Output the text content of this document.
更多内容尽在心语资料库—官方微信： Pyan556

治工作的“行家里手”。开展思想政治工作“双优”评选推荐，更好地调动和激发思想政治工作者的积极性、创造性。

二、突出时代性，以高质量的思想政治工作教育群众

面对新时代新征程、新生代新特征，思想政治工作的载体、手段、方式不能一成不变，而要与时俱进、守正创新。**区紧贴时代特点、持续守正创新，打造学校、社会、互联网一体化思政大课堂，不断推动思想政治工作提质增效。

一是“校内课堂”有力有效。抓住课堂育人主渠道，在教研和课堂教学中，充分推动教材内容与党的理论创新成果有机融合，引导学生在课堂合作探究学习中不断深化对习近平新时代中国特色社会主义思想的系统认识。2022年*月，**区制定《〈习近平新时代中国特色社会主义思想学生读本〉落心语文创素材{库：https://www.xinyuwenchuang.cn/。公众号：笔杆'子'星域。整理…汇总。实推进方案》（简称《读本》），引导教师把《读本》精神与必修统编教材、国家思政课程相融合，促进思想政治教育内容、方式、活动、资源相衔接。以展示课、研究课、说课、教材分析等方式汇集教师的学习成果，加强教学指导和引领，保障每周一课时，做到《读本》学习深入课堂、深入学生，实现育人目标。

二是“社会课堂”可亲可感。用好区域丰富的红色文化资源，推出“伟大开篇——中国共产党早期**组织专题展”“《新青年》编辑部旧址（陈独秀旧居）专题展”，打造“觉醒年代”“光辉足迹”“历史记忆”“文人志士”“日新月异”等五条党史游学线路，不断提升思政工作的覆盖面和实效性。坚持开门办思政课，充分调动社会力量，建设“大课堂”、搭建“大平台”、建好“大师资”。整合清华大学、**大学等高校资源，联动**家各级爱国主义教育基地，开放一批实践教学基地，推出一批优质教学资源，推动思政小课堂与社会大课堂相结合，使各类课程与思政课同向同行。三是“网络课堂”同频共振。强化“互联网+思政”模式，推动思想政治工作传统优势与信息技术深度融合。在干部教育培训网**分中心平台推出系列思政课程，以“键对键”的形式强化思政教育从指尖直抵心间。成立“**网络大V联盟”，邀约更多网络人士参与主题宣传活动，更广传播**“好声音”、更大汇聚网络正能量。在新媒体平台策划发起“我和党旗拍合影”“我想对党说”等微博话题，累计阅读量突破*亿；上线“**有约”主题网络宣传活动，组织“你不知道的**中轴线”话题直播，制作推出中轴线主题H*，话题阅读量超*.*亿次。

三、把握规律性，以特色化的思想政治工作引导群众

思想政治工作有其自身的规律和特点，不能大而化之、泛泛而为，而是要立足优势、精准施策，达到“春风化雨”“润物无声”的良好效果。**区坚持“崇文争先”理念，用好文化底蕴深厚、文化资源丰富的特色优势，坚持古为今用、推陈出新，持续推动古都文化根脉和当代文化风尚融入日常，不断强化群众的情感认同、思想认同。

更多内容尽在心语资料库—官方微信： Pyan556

------------------------------------------------

• [Directive]
Write out the entries above word for word.

• [Reply to the exercise]
Output the text content of this document.
更多内容尽在心语资料库—官方微信： Pyan556

治工作的“行家里手”。开展思想政治工作“双优”评选推荐，更好地调动和激发思想政治工作者的积极性、创造性。

二、突出时代性，以高质量的思想政治工作教育群众

面对新时代新征程、新生代新特征，思想政治工作的载体、手段、方式不能一成不变，而要与时俱进、守正创新。**区紧贴时代特点、持续守正创新，打造学校、社会、互联网一体化思政大课堂，不断推动思想政治工作提质增效。

一是“校内课堂”有力有效。抓住课堂育人主渠道，在教研和课堂教学中，充分推动教材内容与党的理论创新成果有机融合，引导学生在课堂合作探究学习中不断深化对习近平新时代中国特色社会主义思想的系统认识。2022年*月，**区制定《〈习近平新时代中国特色社会主义思想学生读本〉落心语文创素材{库：https://www.xinyuwenchuang.cn/。公众号：笔杆'子'星域。整理…汇总。实推进方案》（简称《读本》），引导教师把《读本》精神与必修统编教材、国家思政课程相融合，促进思想政治教育内容、方式、活动、资源相衔接。以展示课、研究课、说课、教材分析等方式汇集教师的学习成果，加强教学指导和引领，保障每周一课时，做到《读本》学习深入课堂、深入学生，实现育人目标。

二是“社会课堂”可亲可感。用好区域丰富的红色文化资源，推出“伟大开篇——中国共产党早期**组织专题展”“《新青年》编辑部旧址（陈独秀旧居）专题展”，打造“觉醒年代”“光辉足迹”“历史记忆”“文人志士”“日新月异”等五条党史游学线路，不断提升思政工作的覆盖面和实效性。坚持开门办思政课，充分调动社会力量，建设“大课堂”、搭建“大平台”、建好“大师资”。整合清华大学、**大学等高校资源，联动**家各级爱国主义教育基地，开放一批实践教学基地，推出一批优质教学资源，推动思政小课堂与社会大课堂相结合，使各类课程与思政课同向同行。三是“网络课堂”同频共振。强化“互联网+思政”模式，推动思想政治工作传统优势与信息技术深度融合。在干部教育培训网**分中心平台推出系列思政课程，以“键对键”的形式强化思政教育从指尖直抵心间。成立“**网络大V联盟”，邀约更多网络人士参与主题宣传活动，更广传播**“好声音”、更大汇聚网络正能量。在新媒体平台策划发起“我和党旗拍合影”“我想对党说”等微博话题，累计阅读量突破*亿；上线“**有约”主题网络宣传活动，组织“你不知道的**中轴线”话题直播，制作推出中轴线主题H*，话题阅读量超*.*亿次。

三、把握规律性，以特色化的思想政治工作引导群众

思想政治工作有其自身的规律和特点，不能大而化之、泛泛而为，而是要立足优势、精准施策，达到“春风化雨”“润物无声”的良好效果。**区坚持“崇文争先”理念，用好文化底蕴深厚、文化资源丰富的特色优势，坚持古为今用、推陈出新，持续推动古都文化根脉和当代文化风尚融入日常，不断强化群众的情感认同、思想认同。

更多内容尽在心语资料库—官方微信： Pyan556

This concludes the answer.